- The task: Output every record word for word.

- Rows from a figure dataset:
_ _ _ _ _ _ _

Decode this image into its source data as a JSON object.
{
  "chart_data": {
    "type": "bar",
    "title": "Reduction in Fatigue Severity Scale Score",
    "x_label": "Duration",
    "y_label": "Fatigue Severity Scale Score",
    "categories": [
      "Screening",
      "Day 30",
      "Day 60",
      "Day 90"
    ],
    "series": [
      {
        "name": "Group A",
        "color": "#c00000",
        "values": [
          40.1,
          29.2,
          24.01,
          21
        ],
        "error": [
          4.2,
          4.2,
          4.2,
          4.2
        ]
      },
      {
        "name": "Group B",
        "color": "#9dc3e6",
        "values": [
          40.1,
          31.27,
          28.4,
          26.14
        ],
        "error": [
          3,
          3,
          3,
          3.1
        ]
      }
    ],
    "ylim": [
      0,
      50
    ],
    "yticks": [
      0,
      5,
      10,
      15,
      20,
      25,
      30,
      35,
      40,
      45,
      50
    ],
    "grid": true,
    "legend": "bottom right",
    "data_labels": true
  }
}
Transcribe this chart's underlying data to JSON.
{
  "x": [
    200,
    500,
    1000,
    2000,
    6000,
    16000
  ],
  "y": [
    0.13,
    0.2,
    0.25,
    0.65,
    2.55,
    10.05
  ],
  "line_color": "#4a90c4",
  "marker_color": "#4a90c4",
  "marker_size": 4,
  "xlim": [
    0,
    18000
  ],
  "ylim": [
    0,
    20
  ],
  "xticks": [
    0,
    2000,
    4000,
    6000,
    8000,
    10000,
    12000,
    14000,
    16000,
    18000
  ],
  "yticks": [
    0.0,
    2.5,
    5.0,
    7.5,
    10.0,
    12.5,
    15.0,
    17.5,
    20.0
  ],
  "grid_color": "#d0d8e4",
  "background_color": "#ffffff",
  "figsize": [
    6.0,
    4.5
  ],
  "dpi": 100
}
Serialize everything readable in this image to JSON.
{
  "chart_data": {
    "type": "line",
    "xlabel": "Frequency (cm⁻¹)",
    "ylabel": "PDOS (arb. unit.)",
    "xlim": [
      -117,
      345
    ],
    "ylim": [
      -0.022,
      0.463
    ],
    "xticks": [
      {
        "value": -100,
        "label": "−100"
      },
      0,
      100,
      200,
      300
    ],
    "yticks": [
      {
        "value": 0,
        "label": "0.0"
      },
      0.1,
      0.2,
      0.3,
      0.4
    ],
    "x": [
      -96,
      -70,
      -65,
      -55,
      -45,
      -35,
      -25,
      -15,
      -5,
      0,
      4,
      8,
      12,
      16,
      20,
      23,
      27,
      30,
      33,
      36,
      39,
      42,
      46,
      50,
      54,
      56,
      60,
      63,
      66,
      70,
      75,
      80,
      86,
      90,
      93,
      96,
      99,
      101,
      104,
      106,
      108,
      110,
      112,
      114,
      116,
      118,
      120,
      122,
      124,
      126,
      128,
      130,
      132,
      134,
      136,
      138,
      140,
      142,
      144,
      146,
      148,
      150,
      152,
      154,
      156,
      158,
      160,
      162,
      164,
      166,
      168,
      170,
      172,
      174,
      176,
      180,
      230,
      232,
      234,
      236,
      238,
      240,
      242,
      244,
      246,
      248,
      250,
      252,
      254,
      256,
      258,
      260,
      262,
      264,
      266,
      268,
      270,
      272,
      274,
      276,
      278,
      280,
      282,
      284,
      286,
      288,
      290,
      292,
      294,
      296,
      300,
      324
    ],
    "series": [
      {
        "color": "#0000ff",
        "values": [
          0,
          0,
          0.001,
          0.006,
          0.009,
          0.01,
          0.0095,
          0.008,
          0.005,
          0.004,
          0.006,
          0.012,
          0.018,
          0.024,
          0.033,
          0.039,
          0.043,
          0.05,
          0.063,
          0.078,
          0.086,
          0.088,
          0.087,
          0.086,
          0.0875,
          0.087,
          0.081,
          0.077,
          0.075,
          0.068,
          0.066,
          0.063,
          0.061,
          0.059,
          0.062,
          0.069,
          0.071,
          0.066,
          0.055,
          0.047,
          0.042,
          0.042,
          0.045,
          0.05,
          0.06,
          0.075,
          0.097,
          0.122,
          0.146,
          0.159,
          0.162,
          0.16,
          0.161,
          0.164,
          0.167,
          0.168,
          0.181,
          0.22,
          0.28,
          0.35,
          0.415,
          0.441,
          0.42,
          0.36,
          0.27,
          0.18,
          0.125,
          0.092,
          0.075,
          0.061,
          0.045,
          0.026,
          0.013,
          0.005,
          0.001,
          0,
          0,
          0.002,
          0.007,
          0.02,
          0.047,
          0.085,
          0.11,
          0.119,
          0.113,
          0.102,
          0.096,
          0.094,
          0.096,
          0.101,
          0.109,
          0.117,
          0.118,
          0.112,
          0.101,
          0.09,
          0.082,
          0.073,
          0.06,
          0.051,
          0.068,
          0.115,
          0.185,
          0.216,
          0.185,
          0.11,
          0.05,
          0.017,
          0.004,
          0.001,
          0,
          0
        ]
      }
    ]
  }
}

_ _ _ _ _ _ _

- Result of the task:
Decode this image into its source data as a JSON object.
{
  "chart_data": {
    "type": "bar",
    "title": "Reduction in Fatigue Severity Scale Score",
    "x_label": "Duration",
    "y_label": "Fatigue Severity Scale Score",
    "categories": [
      "Screening",
      "Day 30",
      "Day 60",
      "Day 90"
    ],
    "series": [
      {
        "name": "Group A",
        "color": "#c00000",
        "values": [
          40.1,
          29.2,
          24.01,
          21
        ],
        "error": [
          4.2,
          4.2,
          4.2,
          4.2
        ]
      },
      {
        "name": "Group B",
        "color": "#9dc3e6",
        "values": [
          40.1,
          31.27,
          28.4,
          26.14
        ],
        "error": [
          3,
          3,
          3,
          3.1
        ]
      }
    ],
    "ylim": [
      0,
      50
    ],
    "yticks": [
      0,
      5,
      10,
      15,
      20,
      25,
      30,
      35,
      40,
      45,
      50
    ],
    "grid": true,
    "legend": "bottom right",
    "data_labels": true
  }
}
Transcribe this chart's underlying data to JSON.
{
  "x": [
    200,
    500,
    1000,
    2000,
    6000,
    16000
  ],
  "y": [
    0.13,
    0.2,
    0.25,
    0.65,
    2.55,
    10.05
  ],
  "line_color": "#4a90c4",
  "marker_color": "#4a90c4",
  "marker_size": 4,
  "xlim": [
    0,
    18000
  ],
  "ylim": [
    0,
    20
  ],
  "xticks": [
    0,
    2000,
    4000,
    6000,
    8000,
    10000,
    12000,
    14000,
    16000,
    18000
  ],
  "yticks": [
    0.0,
    2.5,
    5.0,
    7.5,
    10.0,
    12.5,
    15.0,
    17.5,
    20.0
  ],
  "grid_color": "#d0d8e4",
  "background_color": "#ffffff",
  "figsize": [
    6.0,
    4.5
  ],
  "dpi": 100
}
Serialize everything readable in this image to JSON.
{
  "chart_data": {
    "type": "line",
    "xlabel": "Frequency (cm⁻¹)",
    "ylabel": "PDOS (arb. unit.)",
    "xlim": [
      -117,
      345
    ],
    "ylim": [
      -0.022,
      0.463
    ],
    "xticks": [
      {
        "value": -100,
        "label": "−100"
      },
      0,
      100,
      200,
      300
    ],
    "yticks": [
      {
        "value": 0,
        "label": "0.0"
      },
      0.1,
      0.2,
      0.3,
      0.4
    ],
    "x": [
      -96,
      -70,
      -65,
      -55,
      -45,
      -35,
      -25,
      -15,
      -5,
      0,
      4,
      8,
      12,
      16,
      20,
      23,
      27,
      30,
      33,
      36,
      39,
      42,
      46,
      50,
      54,
      56,
      60,
      63,
      66,
      70,
      75,
      80,
      86,
      90,
      93,
      96,
      99,
      101,
      104,
      106,
      108,
      110,
      112,
      114,
      116,
      118,
      120,
      122,
      124,
      126,
      128,
      130,
      132,
      134,
      136,
      138,
      140,
      142,
      144,
      146,
      148,
      150,
      152,
      154,
      156,
      158,
      160,
      162,
      164,
      166,
      168,
      170,
      172,
      174,
      176,
      180,
      230,
      232,
      234,
      236,
      238,
      240,
      242,
      244,
      246,
      248,
      250,
      252,
      254,
      256,
      258,
      260,
      262,
      264,
      266,
      268,
      270,
      272,
      274,
      276,
      278,
      280,
      282,
      284,
      286,
      288,
      290,
      292,
      294,
      296,
      300,
      324
    ],
    "series": [
      {
        "color": "#0000ff",
        "values": [
          0,
          0,
          0.001,
          0.006,
          0.009,
          0.01,
          0.0095,
          0.008,
          0.005,
          0.004,
          0.006,
          0.012,
          0.018,
          0.024,
          0.033,
          0.039,
          0.043,
          0.05,
          0.063,
          0.078,
          0.086,
          0.088,
          0.087,
          0.086,
          0.0875,
          0.087,
          0.081,
          0.077,
          0.075,
          0.068,
          0.066,
          0.063,
          0.061,
          0.059,
          0.062,
          0.069,
          0.071,
          0.066,
          0.055,
          0.047,
          0.042,
          0.042,
          0.045,
          0.05,
          0.06,
          0.075,
          0.097,
          0.122,
          0.146,
          0.159,
          0.162,
          0.16,
          0.161,
          0.164,
          0.167,
          0.168,
          0.181,
          0.22,
          0.28,
          0.35,
          0.415,
          0.441,
          0.42,
          0.36,
          0.27,
          0.18,
          0.125,
          0.092,
          0.075,
          0.061,
          0.045,
          0.026,
          0.013,
          0.005,
          0.001,
          0,
          0,
          0.002,
          0.007,
          0.02,
          0.047,
          0.085,
          0.11,
          0.119,
          0.113,
          0.102,
          0.096,
          0.094,
          0.096,
          0.101,
          0.109,
          0.117,
          0.118,
          0.112,
          0.101,
          0.09,
          0.082,
          0.073,
          0.06,
          0.051,
          0.068,
          0.115,
          0.185,
          0.216,
          0.185,
          0.11,
          0.05,
          0.017,
          0.004,
          0.001,
          0,
          0
        ]
      }
    ]
  }
}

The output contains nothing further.